[Extracted records]
⁂

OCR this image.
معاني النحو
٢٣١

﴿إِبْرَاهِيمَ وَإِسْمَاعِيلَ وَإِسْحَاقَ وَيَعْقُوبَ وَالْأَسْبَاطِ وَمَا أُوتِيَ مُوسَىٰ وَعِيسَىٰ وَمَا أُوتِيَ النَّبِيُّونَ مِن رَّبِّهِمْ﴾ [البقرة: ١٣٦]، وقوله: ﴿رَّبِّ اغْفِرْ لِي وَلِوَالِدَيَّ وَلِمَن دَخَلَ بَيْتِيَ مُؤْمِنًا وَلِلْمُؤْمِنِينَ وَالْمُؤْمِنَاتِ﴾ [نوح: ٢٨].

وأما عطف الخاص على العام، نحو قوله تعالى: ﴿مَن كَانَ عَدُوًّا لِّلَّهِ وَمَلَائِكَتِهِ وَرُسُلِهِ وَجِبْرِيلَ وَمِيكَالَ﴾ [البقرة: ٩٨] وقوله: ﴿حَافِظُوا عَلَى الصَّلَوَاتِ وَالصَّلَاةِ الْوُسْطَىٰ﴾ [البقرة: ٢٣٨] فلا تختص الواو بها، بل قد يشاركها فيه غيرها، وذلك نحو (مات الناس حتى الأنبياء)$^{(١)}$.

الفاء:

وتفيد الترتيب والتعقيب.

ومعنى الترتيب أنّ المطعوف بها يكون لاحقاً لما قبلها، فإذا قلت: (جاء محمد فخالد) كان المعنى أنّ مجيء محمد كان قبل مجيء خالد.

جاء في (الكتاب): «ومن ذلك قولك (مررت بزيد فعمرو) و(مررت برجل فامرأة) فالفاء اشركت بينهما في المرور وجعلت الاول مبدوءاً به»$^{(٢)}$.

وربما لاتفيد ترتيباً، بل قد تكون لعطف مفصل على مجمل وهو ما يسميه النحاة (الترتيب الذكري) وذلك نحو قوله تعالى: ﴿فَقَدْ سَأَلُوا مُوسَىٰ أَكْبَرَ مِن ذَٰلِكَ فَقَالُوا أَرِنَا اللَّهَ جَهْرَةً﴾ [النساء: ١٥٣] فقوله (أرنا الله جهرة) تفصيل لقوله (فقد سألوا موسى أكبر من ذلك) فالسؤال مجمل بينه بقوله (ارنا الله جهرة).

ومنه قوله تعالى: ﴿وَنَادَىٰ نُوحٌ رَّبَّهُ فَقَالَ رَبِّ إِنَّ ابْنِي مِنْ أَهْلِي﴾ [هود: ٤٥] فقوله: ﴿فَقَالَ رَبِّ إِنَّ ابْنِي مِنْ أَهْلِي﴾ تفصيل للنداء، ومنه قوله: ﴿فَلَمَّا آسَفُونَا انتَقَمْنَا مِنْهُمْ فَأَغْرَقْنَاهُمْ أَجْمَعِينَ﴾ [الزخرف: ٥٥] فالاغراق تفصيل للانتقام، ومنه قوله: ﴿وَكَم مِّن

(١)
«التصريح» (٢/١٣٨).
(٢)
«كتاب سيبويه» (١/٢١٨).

⁂

→ **Objective**
All the entries above need to be reproduced exactly.

→ **Finished answer**
OCR this image.
معاني النحو
٢٣١

﴿إِبْرَاهِيمَ وَإِسْمَاعِيلَ وَإِسْحَاقَ وَيَعْقُوبَ وَالْأَسْبَاطِ وَمَا أُوتِيَ مُوسَىٰ وَعِيسَىٰ وَمَا أُوتِيَ النَّبِيُّونَ مِن رَّبِّهِمْ﴾ [البقرة: ١٣٦]، وقوله: ﴿رَّبِّ اغْفِرْ لِي وَلِوَالِدَيَّ وَلِمَن دَخَلَ بَيْتِيَ مُؤْمِنًا وَلِلْمُؤْمِنِينَ وَالْمُؤْمِنَاتِ﴾ [نوح: ٢٨].

وأما عطف الخاص على العام، نحو قوله تعالى: ﴿مَن كَانَ عَدُوًّا لِّلَّهِ وَمَلَائِكَتِهِ وَرُسُلِهِ وَجِبْرِيلَ وَمِيكَالَ﴾ [البقرة: ٩٨] وقوله: ﴿حَافِظُوا عَلَى الصَّلَوَاتِ وَالصَّلَاةِ الْوُسْطَىٰ﴾ [البقرة: ٢٣٨] فلا تختص الواو بها، بل قد يشاركها فيه غيرها، وذلك نحو (مات الناس حتى الأنبياء)$^{(١)}$.

الفاء:

وتفيد الترتيب والتعقيب.

ومعنى الترتيب أنّ المطعوف بها يكون لاحقاً لما قبلها، فإذا قلت: (جاء محمد فخالد) كان المعنى أنّ مجيء محمد كان قبل مجيء خالد.

جاء في (الكتاب): «ومن ذلك قولك (مررت بزيد فعمرو) و(مررت برجل فامرأة) فالفاء اشركت بينهما في المرور وجعلت الاول مبدوءاً به»$^{(٢)}$.

وربما لاتفيد ترتيباً، بل قد تكون لعطف مفصل على مجمل وهو ما يسميه النحاة (الترتيب الذكري) وذلك نحو قوله تعالى: ﴿فَقَدْ سَأَلُوا مُوسَىٰ أَكْبَرَ مِن ذَٰلِكَ فَقَالُوا أَرِنَا اللَّهَ جَهْرَةً﴾ [النساء: ١٥٣] فقوله (أرنا الله جهرة) تفصيل لقوله (فقد سألوا موسى أكبر من ذلك) فالسؤال مجمل بينه بقوله (ارنا الله جهرة).

ومنه قوله تعالى: ﴿وَنَادَىٰ نُوحٌ رَّبَّهُ فَقَالَ رَبِّ إِنَّ ابْنِي مِنْ أَهْلِي﴾ [هود: ٤٥] فقوله: ﴿فَقَالَ رَبِّ إِنَّ ابْنِي مِنْ أَهْلِي﴾ تفصيل للنداء، ومنه قوله: ﴿فَلَمَّا آسَفُونَا انتَقَمْنَا مِنْهُمْ فَأَغْرَقْنَاهُمْ أَجْمَعِينَ﴾ [الزخرف: ٥٥] فالاغراق تفصيل للانتقام، ومنه قوله: ﴿وَكَم مِّن

(١)
«التصريح» (٢/١٣٨).
(٢)
«كتاب سيبويه» (١/٢١٨).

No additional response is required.